--- begin TEXT SEGMENT ---

Cadence of Conflict: Asia, January 7, 2019

The US is working diligently to put Taiwan in the spotlight. It seems that Taiwan is being set up in the American public eye as the next Lusitania or Pearl Harbor—the punch that awakens the sleeping nation. It will be difficult, though, for an attack on foreign soil to provoke the public. That’s where China seems to be playing on cue.

By wanting to sink a US Navy vessel, China would make the final push. Beijing doesn’t understand American “exceptionalism”; it never has. Beijing doesn’t know what freedom does to people, how much it energizes a threatened people. Americans won’t respond as Chinese employees do to a boss who clears his throat; they will respond like William Wallace, just as they always do. But, when a nation isolates itself from Western free speech, that is difficult to know. We should expect China to not think that way.

--- end TEXT SEGMENT ---

> PROBLEMS TO WORK ON:
A. Write out the commentary on Taiwan and China from "The US is working" to "playing on cue.".
B. Why does the commentary on Taiwan and China say we should expect China not to anticipate how Americans would respond? Answer in one to three sentences.

--- begin EXTRACTED DATA ---

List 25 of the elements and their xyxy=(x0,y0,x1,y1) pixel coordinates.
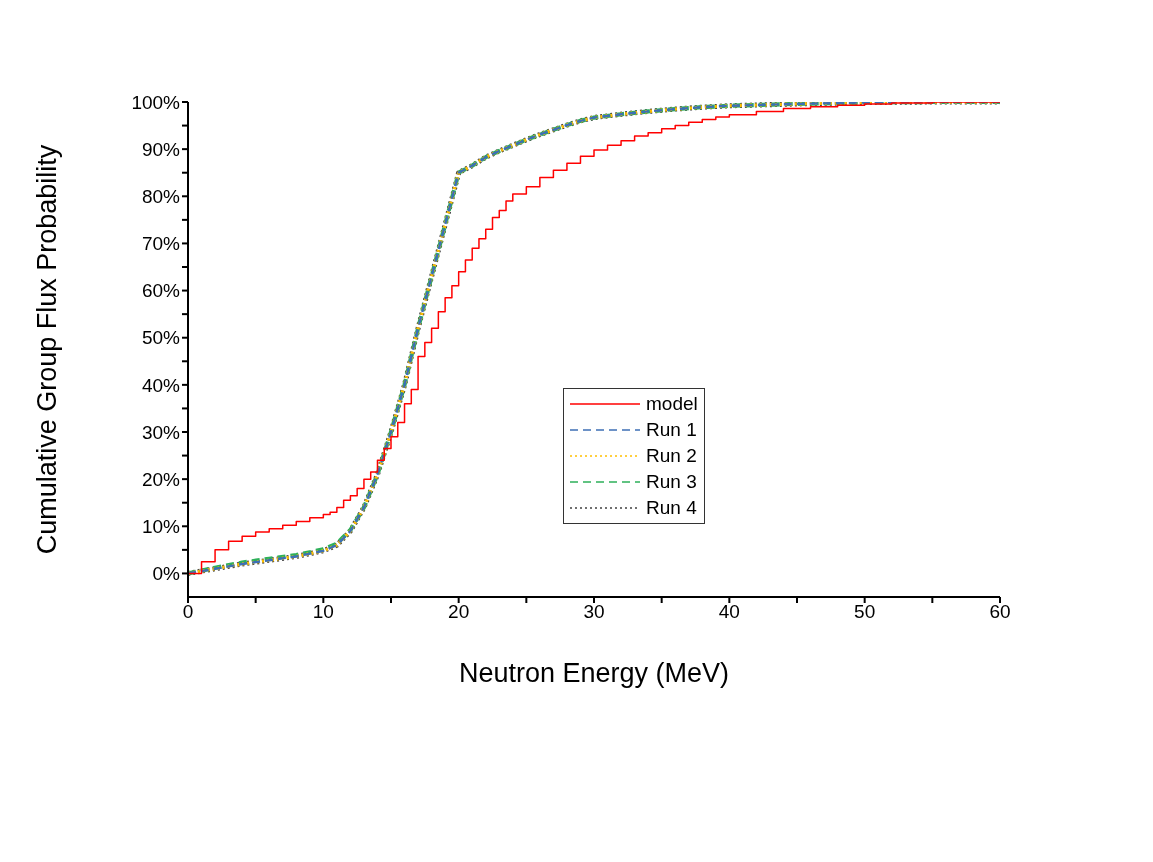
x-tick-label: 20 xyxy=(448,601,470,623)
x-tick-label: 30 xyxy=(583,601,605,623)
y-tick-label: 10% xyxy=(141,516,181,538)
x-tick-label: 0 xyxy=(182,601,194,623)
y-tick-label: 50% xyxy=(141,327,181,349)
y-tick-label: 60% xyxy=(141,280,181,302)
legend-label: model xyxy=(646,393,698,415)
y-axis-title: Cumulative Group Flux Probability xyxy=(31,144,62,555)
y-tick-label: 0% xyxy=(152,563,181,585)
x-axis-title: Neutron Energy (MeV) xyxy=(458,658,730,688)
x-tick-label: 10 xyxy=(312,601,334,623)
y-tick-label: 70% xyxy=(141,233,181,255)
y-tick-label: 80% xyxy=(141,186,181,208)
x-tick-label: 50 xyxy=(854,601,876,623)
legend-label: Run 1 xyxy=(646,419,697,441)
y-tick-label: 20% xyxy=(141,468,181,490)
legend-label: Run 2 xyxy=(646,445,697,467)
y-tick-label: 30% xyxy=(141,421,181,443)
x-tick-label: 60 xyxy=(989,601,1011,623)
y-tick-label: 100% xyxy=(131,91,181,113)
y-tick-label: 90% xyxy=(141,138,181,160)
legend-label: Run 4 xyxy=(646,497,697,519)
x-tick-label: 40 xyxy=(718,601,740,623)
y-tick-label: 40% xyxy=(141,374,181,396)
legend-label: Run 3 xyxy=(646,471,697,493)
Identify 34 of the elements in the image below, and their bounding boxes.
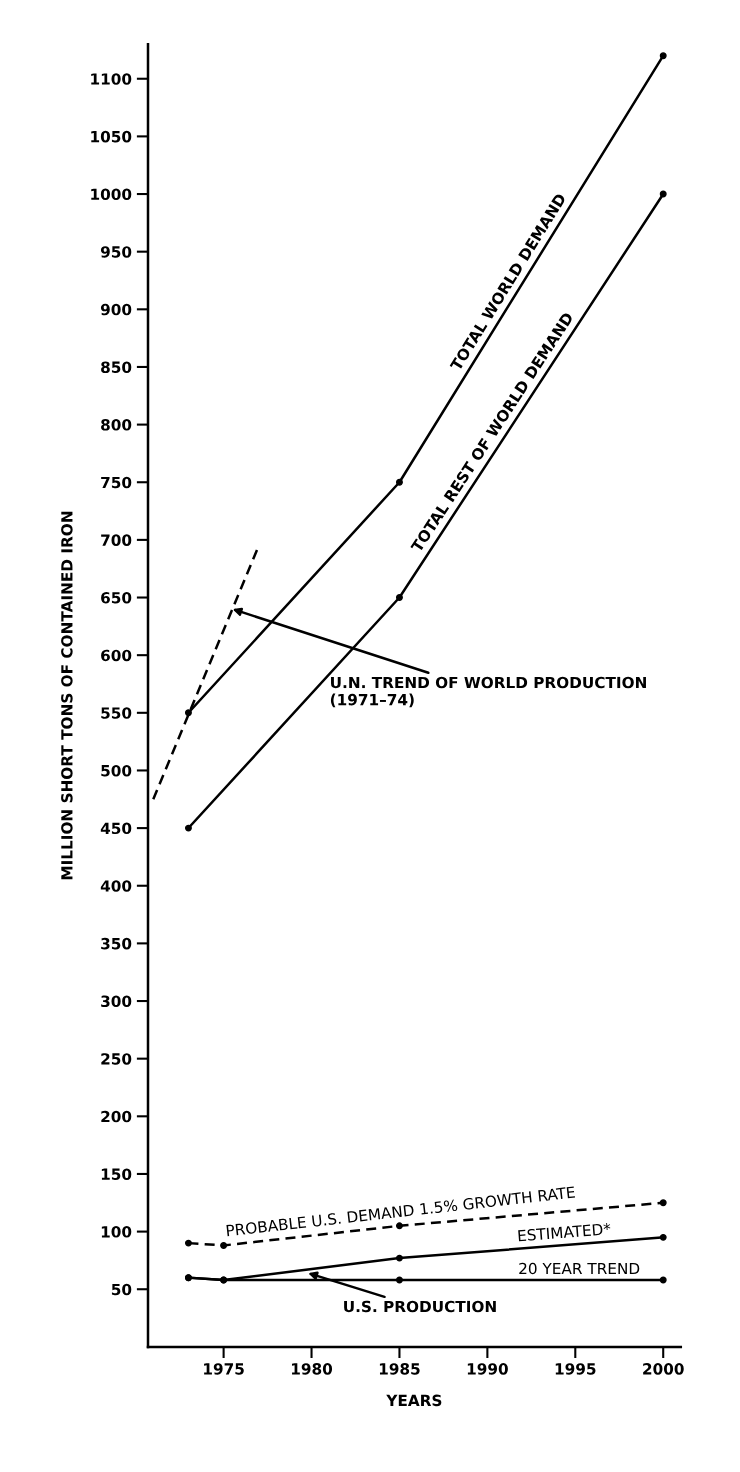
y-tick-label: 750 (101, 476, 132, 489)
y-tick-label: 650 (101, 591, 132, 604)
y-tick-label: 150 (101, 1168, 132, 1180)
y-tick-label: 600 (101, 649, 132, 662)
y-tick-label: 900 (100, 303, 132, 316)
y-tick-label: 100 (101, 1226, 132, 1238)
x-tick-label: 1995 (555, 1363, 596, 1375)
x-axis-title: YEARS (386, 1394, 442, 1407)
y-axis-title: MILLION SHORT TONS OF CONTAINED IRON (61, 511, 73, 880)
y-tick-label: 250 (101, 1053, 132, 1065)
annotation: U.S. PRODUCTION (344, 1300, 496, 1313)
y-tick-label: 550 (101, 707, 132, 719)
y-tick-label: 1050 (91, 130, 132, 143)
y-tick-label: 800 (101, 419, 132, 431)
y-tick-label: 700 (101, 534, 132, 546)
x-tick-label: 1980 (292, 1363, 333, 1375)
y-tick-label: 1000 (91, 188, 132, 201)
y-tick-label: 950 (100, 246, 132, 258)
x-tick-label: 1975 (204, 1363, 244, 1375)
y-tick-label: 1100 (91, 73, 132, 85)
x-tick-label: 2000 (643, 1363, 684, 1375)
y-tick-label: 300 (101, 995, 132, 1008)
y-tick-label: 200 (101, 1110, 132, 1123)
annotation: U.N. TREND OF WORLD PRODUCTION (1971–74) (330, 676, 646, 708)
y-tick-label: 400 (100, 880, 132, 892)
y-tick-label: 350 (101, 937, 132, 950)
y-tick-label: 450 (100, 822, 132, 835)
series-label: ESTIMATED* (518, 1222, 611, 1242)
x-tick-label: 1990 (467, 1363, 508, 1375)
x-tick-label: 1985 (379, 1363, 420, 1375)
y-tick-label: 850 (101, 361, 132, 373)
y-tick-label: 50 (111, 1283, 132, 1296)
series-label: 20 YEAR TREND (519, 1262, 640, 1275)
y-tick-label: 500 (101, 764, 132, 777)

--- end EXTRACTED DATA ---
--- begin EXTRACTED DATA ---

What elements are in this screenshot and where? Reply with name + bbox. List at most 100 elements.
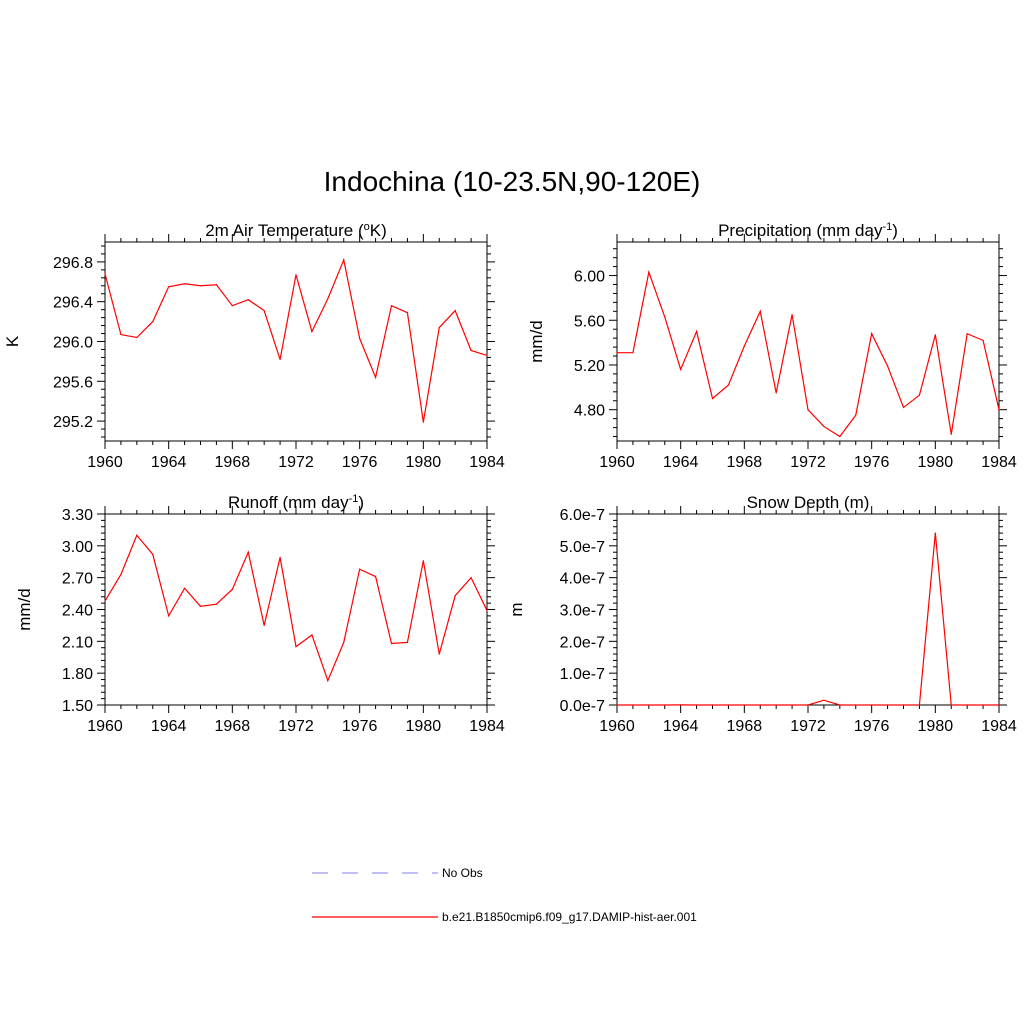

--- end EXTRACTED DATA ---
--- begin EXTRACTED DATA ---

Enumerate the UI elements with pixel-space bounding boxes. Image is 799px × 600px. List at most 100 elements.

--- end EXTRACTED DATA ---

> EXPECTED ANSWERS:
A.
The US is working diligently to put Taiwan in the spotlight. It seems that Taiwan is being set up in the American public eye as the next Lusitania or Pearl Harbor—the punch that awakens the sleeping nation. It will be difficult, though, for an attack on foreign soil to provoke the public. That’s where China seems to be playing on cue.

B. China has isolated itself from Western free speech, so it is difficult for Beijing to know how much freedom energizes a threatened people. As a result, it does not understand that Americans would respond like William Wallace rather than the way Chinese employees respond to a boss who clears his throat.